Exercise
Return the listing below unchanged, minus its pictures.

Task data
====

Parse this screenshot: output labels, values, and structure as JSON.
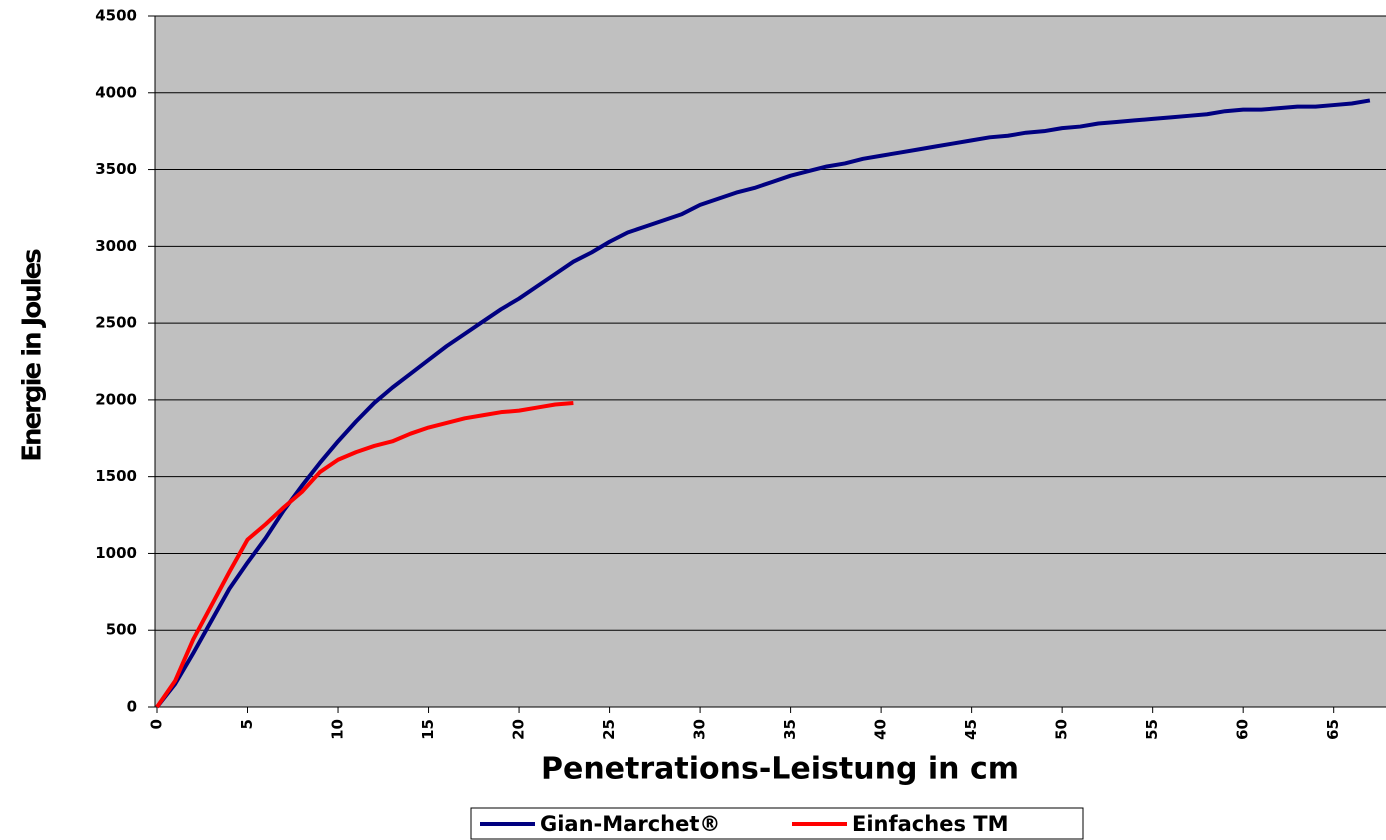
{
  "chart_data": {
    "type": "line",
    "xlabel": "Penetrations-Leistung in cm",
    "ylabel": "Energie in Joules",
    "x": [
      0,
      1,
      2,
      3,
      4,
      5,
      6,
      7,
      8,
      9,
      10,
      11,
      12,
      13,
      14,
      15,
      16,
      17,
      18,
      19,
      20,
      21,
      22,
      23,
      24,
      25,
      26,
      27,
      28,
      29,
      30,
      31,
      32,
      33,
      34,
      35,
      36,
      37,
      38,
      39,
      40,
      41,
      42,
      43,
      44,
      45,
      46,
      47,
      48,
      49,
      50,
      51,
      52,
      53,
      54,
      55,
      56,
      57,
      58,
      59,
      60,
      61,
      62,
      63,
      64,
      65,
      66,
      67
    ],
    "series": [
      {
        "name": "Gian-Marchet®",
        "color": "#000080",
        "values": [
          0,
          150,
          350,
          560,
          770,
          940,
          1100,
          1280,
          1440,
          1590,
          1730,
          1860,
          1980,
          2080,
          2170,
          2260,
          2350,
          2430,
          2510,
          2590,
          2660,
          2740,
          2820,
          2900,
          2960,
          3030,
          3090,
          3130,
          3170,
          3210,
          3270,
          3310,
          3350,
          3380,
          3420,
          3460,
          3490,
          3520,
          3540,
          3570,
          3590,
          3610,
          3630,
          3650,
          3670,
          3690,
          3710,
          3720,
          3740,
          3750,
          3770,
          3780,
          3800,
          3810,
          3820,
          3830,
          3840,
          3850,
          3860,
          3880,
          3890,
          3890,
          3900,
          3910,
          3910,
          3920,
          3930,
          3950
        ]
      },
      {
        "name": "Einfaches TM",
        "color": "#ff0000",
        "values": [
          0,
          170,
          440,
          660,
          880,
          1090,
          1190,
          1300,
          1400,
          1530,
          1610,
          1660,
          1700,
          1730,
          1780,
          1820,
          1850,
          1880,
          1900,
          1920,
          1930,
          1950,
          1970,
          1980,
          null,
          null,
          null,
          null,
          null,
          null,
          null,
          null,
          null,
          null,
          null,
          null,
          null,
          null,
          null,
          null,
          null,
          null,
          null,
          null,
          null,
          null,
          null,
          null,
          null,
          null,
          null,
          null,
          null,
          null,
          null,
          null,
          null,
          null,
          null,
          null,
          null,
          null,
          null,
          null,
          null,
          null,
          null,
          null
        ]
      }
    ],
    "xlim": [
      0,
      68
    ],
    "xticks": [
      0,
      5,
      10,
      15,
      20,
      25,
      30,
      35,
      40,
      45,
      50,
      55,
      60,
      65
    ],
    "ylim": [
      0,
      4500
    ],
    "yticks": [
      0,
      500,
      1000,
      1500,
      2000,
      2500,
      3000,
      3500,
      4000,
      4500
    ],
    "grid": true,
    "legend": "bottom",
    "background": "#c0c0c0"
  }
}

====

Correct answer
Parse this screenshot: output labels, values, and structure as JSON.
{
  "chart_data": {
    "type": "line",
    "xlabel": "Penetrations-Leistung in cm",
    "ylabel": "Energie in Joules",
    "x": [
      0,
      1,
      2,
      3,
      4,
      5,
      6,
      7,
      8,
      9,
      10,
      11,
      12,
      13,
      14,
      15,
      16,
      17,
      18,
      19,
      20,
      21,
      22,
      23,
      24,
      25,
      26,
      27,
      28,
      29,
      30,
      31,
      32,
      33,
      34,
      35,
      36,
      37,
      38,
      39,
      40,
      41,
      42,
      43,
      44,
      45,
      46,
      47,
      48,
      49,
      50,
      51,
      52,
      53,
      54,
      55,
      56,
      57,
      58,
      59,
      60,
      61,
      62,
      63,
      64,
      65,
      66,
      67
    ],
    "series": [
      {
        "name": "Gian-Marchet®",
        "color": "#000080",
        "values": [
          0,
          150,
          350,
          560,
          770,
          940,
          1100,
          1280,
          1440,
          1590,
          1730,
          1860,
          1980,
          2080,
          2170,
          2260,
          2350,
          2430,
          2510,
          2590,
          2660,
          2740,
          2820,
          2900,
          2960,
          3030,
          3090,
          3130,
          3170,
          3210,
          3270,
          3310,
          3350,
          3380,
          3420,
          3460,
          3490,
          3520,
          3540,
          3570,
          3590,
          3610,
          3630,
          3650,
          3670,
          3690,
          3710,
          3720,
          3740,
          3750,
          3770,
          3780,
          3800,
          3810,
          3820,
          3830,
          3840,
          3850,
          3860,
          3880,
          3890,
          3890,
          3900,
          3910,
          3910,
          3920,
          3930,
          3950
        ]
      },
      {
        "name": "Einfaches TM",
        "color": "#ff0000",
        "values": [
          0,
          170,
          440,
          660,
          880,
          1090,
          1190,
          1300,
          1400,
          1530,
          1610,
          1660,
          1700,
          1730,
          1780,
          1820,
          1850,
          1880,
          1900,
          1920,
          1930,
          1950,
          1970,
          1980,
          null,
          null,
          null,
          null,
          null,
          null,
          null,
          null,
          null,
          null,
          null,
          null,
          null,
          null,
          null,
          null,
          null,
          null,
          null,
          null,
          null,
          null,
          null,
          null,
          null,
          null,
          null,
          null,
          null,
          null,
          null,
          null,
          null,
          null,
          null,
          null,
          null,
          null,
          null,
          null,
          null,
          null,
          null,
          null
        ]
      }
    ],
    "xlim": [
      0,
      68
    ],
    "xticks": [
      0,
      5,
      10,
      15,
      20,
      25,
      30,
      35,
      40,
      45,
      50,
      55,
      60,
      65
    ],
    "ylim": [
      0,
      4500
    ],
    "yticks": [
      0,
      500,
      1000,
      1500,
      2000,
      2500,
      3000,
      3500,
      4000,
      4500
    ],
    "grid": true,
    "legend": "bottom",
    "background": "#c0c0c0"
  }
}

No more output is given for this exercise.